* **GIVEN TASK**: Give the material again in full, matching it exactly.

>>>>>

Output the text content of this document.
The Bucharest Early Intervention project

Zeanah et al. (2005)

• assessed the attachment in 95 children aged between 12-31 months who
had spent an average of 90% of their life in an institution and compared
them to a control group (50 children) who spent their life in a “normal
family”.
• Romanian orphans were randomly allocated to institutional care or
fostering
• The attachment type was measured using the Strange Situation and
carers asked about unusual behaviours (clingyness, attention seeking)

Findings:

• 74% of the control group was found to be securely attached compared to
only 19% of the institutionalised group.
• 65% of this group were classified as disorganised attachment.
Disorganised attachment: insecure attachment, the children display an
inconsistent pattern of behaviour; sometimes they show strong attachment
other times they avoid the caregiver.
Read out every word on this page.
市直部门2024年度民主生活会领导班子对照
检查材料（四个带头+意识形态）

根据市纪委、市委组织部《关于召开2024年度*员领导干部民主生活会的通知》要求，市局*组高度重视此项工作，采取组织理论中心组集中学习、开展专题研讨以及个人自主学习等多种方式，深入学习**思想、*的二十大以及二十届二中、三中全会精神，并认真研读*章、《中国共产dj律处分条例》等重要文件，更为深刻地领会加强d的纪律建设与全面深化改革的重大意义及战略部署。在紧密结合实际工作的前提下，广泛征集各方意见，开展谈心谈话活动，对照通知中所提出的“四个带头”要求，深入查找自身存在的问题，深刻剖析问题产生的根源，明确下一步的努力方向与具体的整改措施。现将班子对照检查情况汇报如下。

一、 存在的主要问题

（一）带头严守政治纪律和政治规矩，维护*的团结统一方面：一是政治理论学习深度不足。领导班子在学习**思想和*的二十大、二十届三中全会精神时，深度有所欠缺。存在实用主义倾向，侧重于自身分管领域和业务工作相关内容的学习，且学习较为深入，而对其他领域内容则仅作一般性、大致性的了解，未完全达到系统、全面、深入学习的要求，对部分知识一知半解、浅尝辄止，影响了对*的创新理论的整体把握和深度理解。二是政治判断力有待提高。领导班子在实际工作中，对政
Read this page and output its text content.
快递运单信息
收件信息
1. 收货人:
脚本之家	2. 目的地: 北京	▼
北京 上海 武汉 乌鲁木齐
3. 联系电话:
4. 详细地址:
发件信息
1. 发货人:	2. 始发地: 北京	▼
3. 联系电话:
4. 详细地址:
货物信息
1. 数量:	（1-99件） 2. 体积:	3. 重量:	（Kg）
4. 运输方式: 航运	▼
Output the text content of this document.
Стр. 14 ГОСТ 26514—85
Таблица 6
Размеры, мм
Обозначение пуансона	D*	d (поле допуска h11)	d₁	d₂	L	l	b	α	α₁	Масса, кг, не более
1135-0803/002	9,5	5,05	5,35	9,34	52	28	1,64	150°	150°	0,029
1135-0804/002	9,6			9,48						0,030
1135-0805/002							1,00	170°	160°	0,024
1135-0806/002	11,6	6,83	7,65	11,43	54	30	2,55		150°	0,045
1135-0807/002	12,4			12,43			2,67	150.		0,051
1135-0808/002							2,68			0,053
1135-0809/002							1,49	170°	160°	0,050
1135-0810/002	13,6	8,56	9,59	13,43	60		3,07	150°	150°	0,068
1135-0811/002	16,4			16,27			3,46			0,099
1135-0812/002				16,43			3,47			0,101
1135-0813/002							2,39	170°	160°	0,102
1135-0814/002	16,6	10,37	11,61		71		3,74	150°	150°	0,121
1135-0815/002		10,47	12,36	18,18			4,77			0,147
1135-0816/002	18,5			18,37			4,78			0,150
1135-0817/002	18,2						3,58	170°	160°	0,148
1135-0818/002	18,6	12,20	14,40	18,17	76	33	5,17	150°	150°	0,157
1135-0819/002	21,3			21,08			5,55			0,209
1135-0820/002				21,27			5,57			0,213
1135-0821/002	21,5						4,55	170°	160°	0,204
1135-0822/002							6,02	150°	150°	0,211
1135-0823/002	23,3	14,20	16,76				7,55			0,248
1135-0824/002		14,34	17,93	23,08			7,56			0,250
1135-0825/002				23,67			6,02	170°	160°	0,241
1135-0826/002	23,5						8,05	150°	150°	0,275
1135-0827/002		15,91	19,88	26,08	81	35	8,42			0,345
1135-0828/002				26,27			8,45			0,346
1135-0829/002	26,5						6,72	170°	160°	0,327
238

<<<<<

* **THE RESULT**:
Output the text content of this document.
The Bucharest Early Intervention project

Zeanah et al. (2005)

• assessed the attachment in 95 children aged between 12-31 months who
had spent an average of 90% of their life in an institution and compared
them to a control group (50 children) who spent their life in a “normal
family”.
• Romanian orphans were randomly allocated to institutional care or
fostering
• The attachment type was measured using the Strange Situation and
carers asked about unusual behaviours (clingyness, attention seeking)

Findings:

• 74% of the control group was found to be securely attached compared to
only 19% of the institutionalised group.
• 65% of this group were classified as disorganised attachment.
Disorganised attachment: insecure attachment, the children display an
inconsistent pattern of behaviour; sometimes they show strong attachment
other times they avoid the caregiver.
Read out every word on this page.
市直部门2024年度民主生活会领导班子对照
检查材料（四个带头+意识形态）

根据市纪委、市委组织部《关于召开2024年度*员领导干部民主生活会的通知》要求，市局*组高度重视此项工作，采取组织理论中心组集中学习、开展专题研讨以及个人自主学习等多种方式，深入学习**思想、*的二十大以及二十届二中、三中全会精神，并认真研读*章、《中国共产dj律处分条例》等重要文件，更为深刻地领会加强d的纪律建设与全面深化改革的重大意义及战略部署。在紧密结合实际工作的前提下，广泛征集各方意见，开展谈心谈话活动，对照通知中所提出的“四个带头”要求，深入查找自身存在的问题，深刻剖析问题产生的根源，明确下一步的努力方向与具体的整改措施。现将班子对照检查情况汇报如下。

一、 存在的主要问题

（一）带头严守政治纪律和政治规矩，维护*的团结统一方面：一是政治理论学习深度不足。领导班子在学习**思想和*的二十大、二十届三中全会精神时，深度有所欠缺。存在实用主义倾向，侧重于自身分管领域和业务工作相关内容的学习，且学习较为深入，而对其他领域内容则仅作一般性、大致性的了解，未完全达到系统、全面、深入学习的要求，对部分知识一知半解、浅尝辄止，影响了对*的创新理论的整体把握和深度理解。二是政治判断力有待提高。领导班子在实际工作中，对政
Read this page and output its text content.
快递运单信息
收件信息
1. 收货人:
脚本之家	2. 目的地: 北京	▼
北京 上海 武汉 乌鲁木齐
3. 联系电话:
4. 详细地址:
发件信息
1. 发货人:	2. 始发地: 北京	▼
3. 联系电话:
4. 详细地址:
货物信息
1. 数量:	（1-99件） 2. 体积:	3. 重量:	（Kg）
4. 运输方式: 航运	▼
Output the text content of this document.
Стр. 14 ГОСТ 26514—85
Таблица 6
Размеры, мм
Обозначение пуансона	D*	d (поле допуска h11)	d₁	d₂	L	l	b	α	α₁	Масса, кг, не более
1135-0803/002	9,5	5,05	5,35	9,34	52	28	1,64	150°	150°	0,029
1135-0804/002	9,6			9,48						0,030
1135-0805/002							1,00	170°	160°	0,024
1135-0806/002	11,6	6,83	7,65	11,43	54	30	2,55		150°	0,045
1135-0807/002	12,4			12,43			2,67	150.		0,051
1135-0808/002							2,68			0,053
1135-0809/002							1,49	170°	160°	0,050
1135-0810/002	13,6	8,56	9,59	13,43	60		3,07	150°	150°	0,068
1135-0811/002	16,4			16,27			3,46			0,099
1135-0812/002				16,43			3,47			0,101
1135-0813/002							2,39	170°	160°	0,102
1135-0814/002	16,6	10,37	11,61		71		3,74	150°	150°	0,121
1135-0815/002		10,47	12,36	18,18			4,77			0,147
1135-0816/002	18,5			18,37			4,78			0,150
1135-0817/002	18,2						3,58	170°	160°	0,148
1135-0818/002	18,6	12,20	14,40	18,17	76	33	5,17	150°	150°	0,157
1135-0819/002	21,3			21,08			5,55			0,209
1135-0820/002				21,27			5,57			0,213
1135-0821/002	21,5						4,55	170°	160°	0,204
1135-0822/002							6,02	150°	150°	0,211
1135-0823/002	23,3	14,20	16,76				7,55			0,248
1135-0824/002		14,34	17,93	23,08			7,56			0,250
1135-0825/002				23,67			6,02	170°	160°	0,241
1135-0826/002	23,5						8,05	150°	150°	0,275
1135-0827/002		15,91	19,88	26,08	81	35	8,42			0,345
1135-0828/002				26,27			8,45			0,346
1135-0829/002	26,5						6,72	170°	160°	0,327
238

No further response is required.